• [TEXT SHOWN]
════════════════

Bagdanov et al. [18] described an approach to adaptive video coding for video surveillance applications. Using a combination of low-level featured with low computational cost to control the quality of video compression and background elements are allocated fewer bits in the transmitted representation.
[19] Shumin Han, Xianguo Zhang, Yonghong Tian, Tiejun Huang, “An Efficient Background Reconstruction Based Coding Method for Surveillance Videos Captured by Moving Camera,” IEEE Ninth International Conference on Advanced Video and and Signal-Based Surveillance(AVSS), pp. 160-165, 2012.
Han et al. [19] proposed to dynamically build up a background frame for each input frame from a generated panorama background and employ it for a background frame based motion compensation to improve the coding efficiency.
[20] Shanghang Zhang, Kaijin Wei, Huizhu Jia, Xiaodong Xie, Wen Gao, “An efficient foreground-based surveillance video coding scheme in low bit-rate compression,” IEEE Visual Communication and Image Processing(VCIP), pp. 1-6, 2012.
Zhang et al. [20] presented a novel foreground-based (FG-based) coding scheme to solve the problems of blocking artifacts and excessive bit consumption for gaining better video quality at low bit-rate.
[21] Wei Chen, Xianguo Zhang, Yonghong Tian, Tiejun Huang, “An efficient surveillance coding method based on a timely and bit-saving background updating model,” IEEE Visual Communication and Image Processing(VCIP), pp. 1-6, 2012.
Chen et al. [21] firstly build up a background updating model from a detailed analysis of results on surveillance video. Following this, they propose a bit-saving and quality maintaining background frame coding method, in this way,the background frame can be updated more timely,consequently leading to the better coding efficiency.
[22] Xianguo Zhang, Yonghong Tian, Luhong Liang, Tiejun Huang, Wen Gao, “Macro-Block-Level Selective Background Difference Coding for Surveillance Video,” IEEE International Conference on Multimedia and Expo(ICME), pp. 1067-1072, 2012.
Zhang et al. [22] proposed a macro-block-level selective background difference coding method(MSBDC) to address the potential “foreground pollution” phenomenon of inaccurate foreground segmentation, the low-quality or unclear background frame and so on.
[23] Long Zhao, Xianguo Zhang, Yonghong Zhang, Ronggang Wang, Tiejun Huang, “A background proportion adaptive Lagrange multiplier selection method for surveillance video on HEVC,” IEEE International Conference on Multimedia and Expo(ICME), pp. 1-6, 2013.

════════════════

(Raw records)
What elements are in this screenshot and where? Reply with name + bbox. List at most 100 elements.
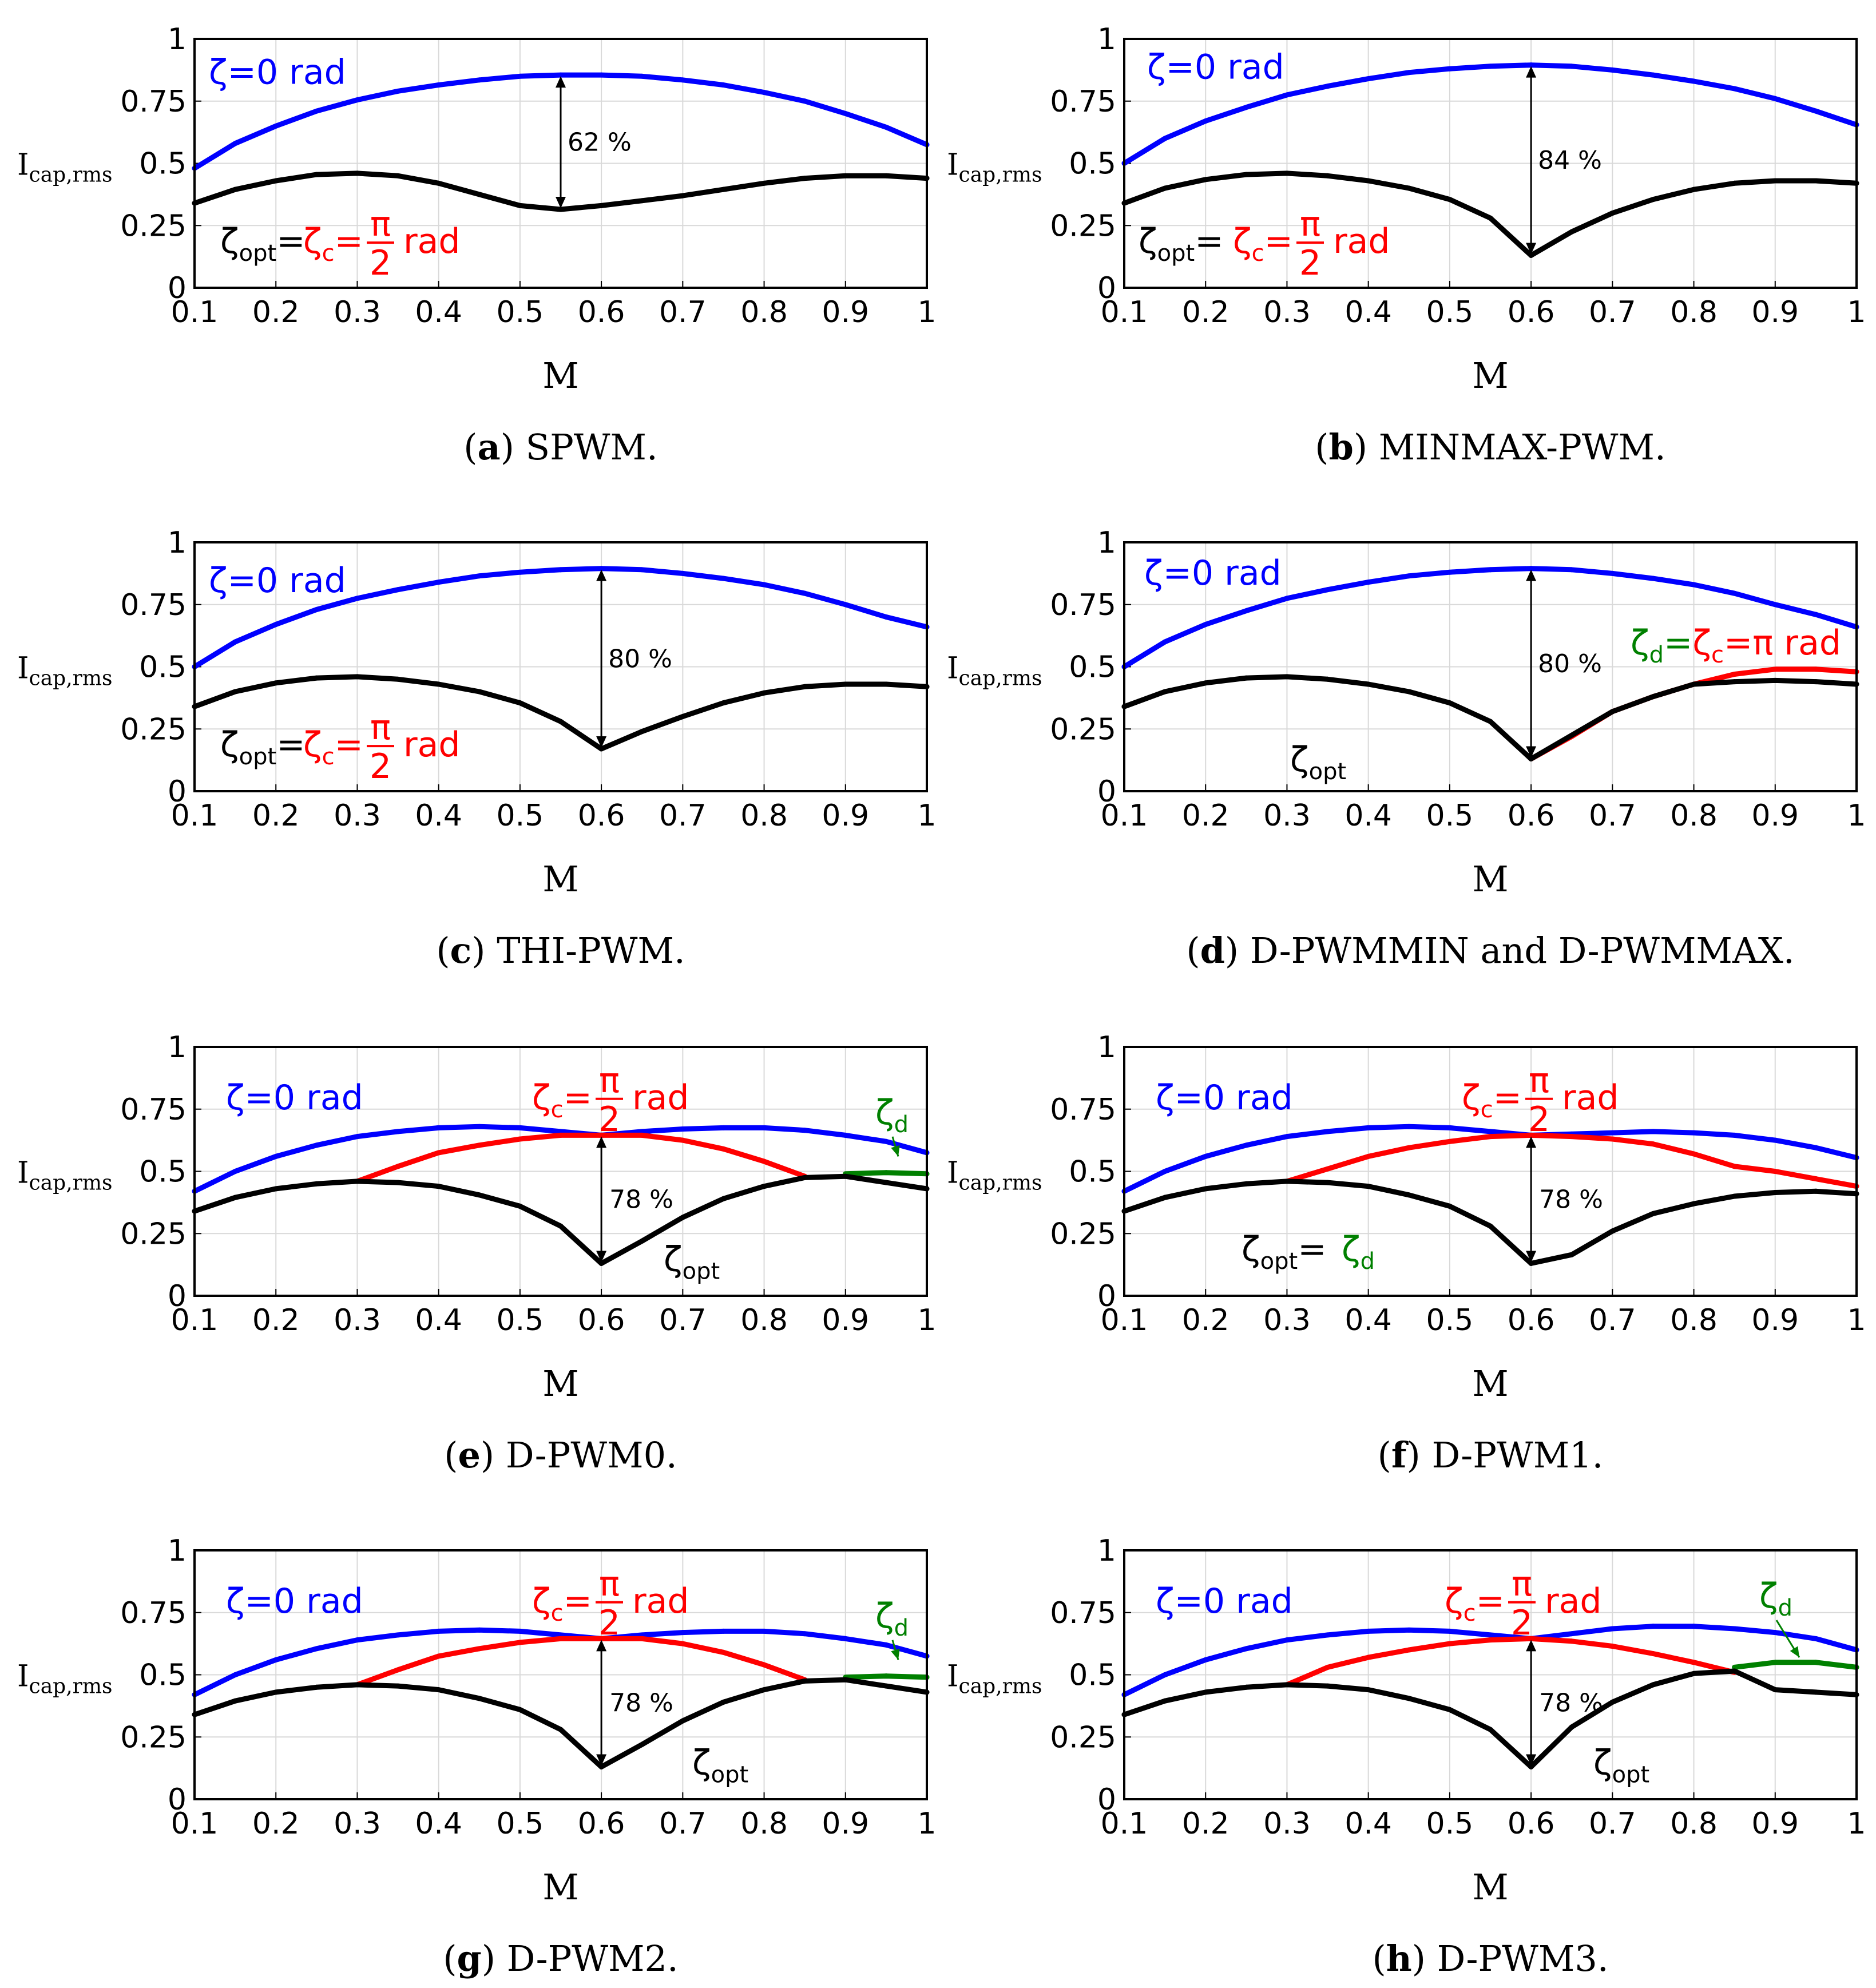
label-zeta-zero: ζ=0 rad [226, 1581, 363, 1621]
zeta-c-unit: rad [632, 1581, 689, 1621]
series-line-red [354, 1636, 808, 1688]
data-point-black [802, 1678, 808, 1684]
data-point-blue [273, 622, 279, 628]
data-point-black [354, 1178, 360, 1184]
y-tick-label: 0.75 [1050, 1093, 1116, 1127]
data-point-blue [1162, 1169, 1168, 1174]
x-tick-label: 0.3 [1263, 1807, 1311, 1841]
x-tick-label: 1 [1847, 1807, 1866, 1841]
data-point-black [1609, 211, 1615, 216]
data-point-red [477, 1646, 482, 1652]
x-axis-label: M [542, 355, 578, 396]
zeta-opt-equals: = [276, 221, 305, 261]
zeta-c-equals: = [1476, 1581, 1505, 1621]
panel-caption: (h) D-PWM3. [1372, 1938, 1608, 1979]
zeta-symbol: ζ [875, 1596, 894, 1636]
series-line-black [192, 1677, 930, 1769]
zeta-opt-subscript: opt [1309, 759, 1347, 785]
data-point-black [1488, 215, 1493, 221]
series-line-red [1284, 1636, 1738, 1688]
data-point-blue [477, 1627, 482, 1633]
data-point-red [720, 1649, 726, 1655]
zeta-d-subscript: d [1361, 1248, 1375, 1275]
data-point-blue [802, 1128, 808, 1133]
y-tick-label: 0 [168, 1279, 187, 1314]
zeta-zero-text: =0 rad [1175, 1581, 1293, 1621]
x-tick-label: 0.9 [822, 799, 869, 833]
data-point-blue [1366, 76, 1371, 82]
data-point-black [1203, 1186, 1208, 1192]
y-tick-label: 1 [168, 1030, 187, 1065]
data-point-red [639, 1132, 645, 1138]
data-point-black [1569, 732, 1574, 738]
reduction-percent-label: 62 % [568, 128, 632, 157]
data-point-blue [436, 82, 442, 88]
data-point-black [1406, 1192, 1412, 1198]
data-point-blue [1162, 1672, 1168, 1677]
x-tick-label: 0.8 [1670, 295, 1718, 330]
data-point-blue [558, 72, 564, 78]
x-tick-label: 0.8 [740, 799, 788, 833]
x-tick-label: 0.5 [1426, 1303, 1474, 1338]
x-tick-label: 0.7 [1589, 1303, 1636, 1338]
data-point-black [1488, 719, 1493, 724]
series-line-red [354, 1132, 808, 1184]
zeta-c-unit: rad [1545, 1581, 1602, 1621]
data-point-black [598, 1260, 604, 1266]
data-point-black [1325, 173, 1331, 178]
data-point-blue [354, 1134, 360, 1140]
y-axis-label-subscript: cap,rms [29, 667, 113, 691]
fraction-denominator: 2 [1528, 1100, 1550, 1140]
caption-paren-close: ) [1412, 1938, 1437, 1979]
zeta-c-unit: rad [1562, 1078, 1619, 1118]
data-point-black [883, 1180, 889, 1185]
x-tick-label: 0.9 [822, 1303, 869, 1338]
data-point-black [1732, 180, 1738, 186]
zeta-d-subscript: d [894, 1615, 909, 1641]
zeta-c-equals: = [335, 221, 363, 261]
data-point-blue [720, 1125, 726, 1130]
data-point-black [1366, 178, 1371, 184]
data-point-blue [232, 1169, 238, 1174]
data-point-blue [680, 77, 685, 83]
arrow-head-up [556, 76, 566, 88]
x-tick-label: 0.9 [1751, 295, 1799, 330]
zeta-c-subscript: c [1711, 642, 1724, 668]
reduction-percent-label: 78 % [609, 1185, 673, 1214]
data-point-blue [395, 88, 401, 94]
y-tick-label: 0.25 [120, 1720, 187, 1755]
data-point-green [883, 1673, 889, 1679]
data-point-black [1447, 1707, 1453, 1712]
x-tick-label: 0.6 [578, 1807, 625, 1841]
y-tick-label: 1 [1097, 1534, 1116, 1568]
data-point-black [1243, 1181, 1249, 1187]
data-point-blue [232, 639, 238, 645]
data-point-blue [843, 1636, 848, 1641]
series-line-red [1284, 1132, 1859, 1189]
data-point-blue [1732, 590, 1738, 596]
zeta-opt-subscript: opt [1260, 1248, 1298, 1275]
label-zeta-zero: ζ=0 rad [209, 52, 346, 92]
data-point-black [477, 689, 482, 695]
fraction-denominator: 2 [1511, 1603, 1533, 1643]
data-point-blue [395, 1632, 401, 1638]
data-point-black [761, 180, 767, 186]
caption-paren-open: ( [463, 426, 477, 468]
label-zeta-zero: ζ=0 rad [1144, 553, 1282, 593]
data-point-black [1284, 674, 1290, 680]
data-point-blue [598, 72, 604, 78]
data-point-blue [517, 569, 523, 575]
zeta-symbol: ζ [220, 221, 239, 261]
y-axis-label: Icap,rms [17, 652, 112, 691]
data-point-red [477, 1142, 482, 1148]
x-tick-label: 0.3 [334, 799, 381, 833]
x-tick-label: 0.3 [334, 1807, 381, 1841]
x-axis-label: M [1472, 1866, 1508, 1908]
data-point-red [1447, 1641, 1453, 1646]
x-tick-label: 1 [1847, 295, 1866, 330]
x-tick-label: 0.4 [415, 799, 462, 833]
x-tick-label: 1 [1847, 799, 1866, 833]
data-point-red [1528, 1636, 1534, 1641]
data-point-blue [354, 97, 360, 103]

════════════════

• [WRITTEN TASKS]
A. Repeat the part of the surveillance video coding text starting with "[22] Xianguo Zhang, Yonghong" and going on through "pp. 1067-1072, 2012.".
B. Identify every line in the records that contains the string "zero", matching case, and copy each of those lines.
The records have no connection to the text on surveillance video coding.

• [SOLUTIONS TO EACH TASK]
A.
[22] Xianguo Zhang, Yonghong Tian, Luhong Liang, Tiejun Huang, Wen Gao, “Macro-Block-Level Selective Background Difference Coding for Surveillance Video,” IEEE International Conference on Multimedia and Expo(ICME), pp. 1067-1072, 2012.

B.
label-zeta-zero: ζ=0 rad [226, 1581, 363, 1621]
zeta-zero-text: =0 rad [1175, 1581, 1293, 1621]
label-zeta-zero: ζ=0 rad [209, 52, 346, 92]
label-zeta-zero: ζ=0 rad [1144, 553, 1282, 593]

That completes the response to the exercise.